[Data items]
______
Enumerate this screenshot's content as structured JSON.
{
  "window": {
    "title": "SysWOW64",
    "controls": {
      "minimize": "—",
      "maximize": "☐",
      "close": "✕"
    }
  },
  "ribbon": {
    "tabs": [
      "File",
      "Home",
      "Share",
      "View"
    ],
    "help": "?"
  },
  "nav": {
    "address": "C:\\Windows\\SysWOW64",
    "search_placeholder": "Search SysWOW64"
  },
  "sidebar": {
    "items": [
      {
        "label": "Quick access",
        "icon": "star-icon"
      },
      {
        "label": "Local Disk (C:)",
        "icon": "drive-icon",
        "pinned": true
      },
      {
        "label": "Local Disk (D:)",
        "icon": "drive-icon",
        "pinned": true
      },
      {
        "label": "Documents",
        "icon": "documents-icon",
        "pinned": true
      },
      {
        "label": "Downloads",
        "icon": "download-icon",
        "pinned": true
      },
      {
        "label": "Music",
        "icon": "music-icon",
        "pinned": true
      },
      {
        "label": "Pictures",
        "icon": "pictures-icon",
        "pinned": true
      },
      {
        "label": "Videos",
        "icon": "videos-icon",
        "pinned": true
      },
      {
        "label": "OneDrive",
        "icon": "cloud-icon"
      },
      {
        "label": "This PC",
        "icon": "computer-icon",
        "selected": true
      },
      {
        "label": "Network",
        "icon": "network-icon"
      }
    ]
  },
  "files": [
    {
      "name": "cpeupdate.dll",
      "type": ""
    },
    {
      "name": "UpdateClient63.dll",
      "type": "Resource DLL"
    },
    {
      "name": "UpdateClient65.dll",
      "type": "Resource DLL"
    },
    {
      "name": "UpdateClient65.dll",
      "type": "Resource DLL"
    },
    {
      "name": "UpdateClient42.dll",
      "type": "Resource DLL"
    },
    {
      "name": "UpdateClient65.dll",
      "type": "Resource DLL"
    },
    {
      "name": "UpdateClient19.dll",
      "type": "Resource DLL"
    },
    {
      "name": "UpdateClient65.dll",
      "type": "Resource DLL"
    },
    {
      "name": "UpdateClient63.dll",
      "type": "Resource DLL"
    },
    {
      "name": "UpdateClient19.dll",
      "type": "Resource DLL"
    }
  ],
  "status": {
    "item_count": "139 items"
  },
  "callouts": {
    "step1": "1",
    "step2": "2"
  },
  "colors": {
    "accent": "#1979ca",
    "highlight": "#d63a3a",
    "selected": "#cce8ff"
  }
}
______
* WHAT IS EXPECTED *
Return all of the data exactly as it reads.

* SOLUTION FOR THIS TASK *
Enumerate this screenshot's content as structured JSON.
{
  "window": {
    "title": "SysWOW64",
    "controls": {
      "minimize": "—",
      "maximize": "☐",
      "close": "✕"
    }
  },
  "ribbon": {
    "tabs": [
      "File",
      "Home",
      "Share",
      "View"
    ],
    "help": "?"
  },
  "nav": {
    "address": "C:\\Windows\\SysWOW64",
    "search_placeholder": "Search SysWOW64"
  },
  "sidebar": {
    "items": [
      {
        "label": "Quick access",
        "icon": "star-icon"
      },
      {
        "label": "Local Disk (C:)",
        "icon": "drive-icon",
        "pinned": true
      },
      {
        "label": "Local Disk (D:)",
        "icon": "drive-icon",
        "pinned": true
      },
      {
        "label": "Documents",
        "icon": "documents-icon",
        "pinned": true
      },
      {
        "label": "Downloads",
        "icon": "download-icon",
        "pinned": true
      },
      {
        "label": "Music",
        "icon": "music-icon",
        "pinned": true
      },
      {
        "label": "Pictures",
        "icon": "pictures-icon",
        "pinned": true
      },
      {
        "label": "Videos",
        "icon": "videos-icon",
        "pinned": true
      },
      {
        "label": "OneDrive",
        "icon": "cloud-icon"
      },
      {
        "label": "This PC",
        "icon": "computer-icon",
        "selected": true
      },
      {
        "label": "Network",
        "icon": "network-icon"
      }
    ]
  },
  "files": [
    {
      "name": "cpeupdate.dll",
      "type": ""
    },
    {
      "name": "UpdateClient63.dll",
      "type": "Resource DLL"
    },
    {
      "name": "UpdateClient65.dll",
      "type": "Resource DLL"
    },
    {
      "name": "UpdateClient65.dll",
      "type": "Resource DLL"
    },
    {
      "name": "UpdateClient42.dll",
      "type": "Resource DLL"
    },
    {
      "name": "UpdateClient65.dll",
      "type": "Resource DLL"
    },
    {
      "name": "UpdateClient19.dll",
      "type": "Resource DLL"
    },
    {
      "name": "UpdateClient65.dll",
      "type": "Resource DLL"
    },
    {
      "name": "UpdateClient63.dll",
      "type": "Resource DLL"
    },
    {
      "name": "UpdateClient19.dll",
      "type": "Resource DLL"
    }
  ],
  "status": {
    "item_count": "139 items"
  },
  "callouts": {
    "step1": "1",
    "step2": "2"
  },
  "colors": {
    "accent": "#1979ca",
    "highlight": "#d63a3a",
    "selected": "#cce8ff"
  }
}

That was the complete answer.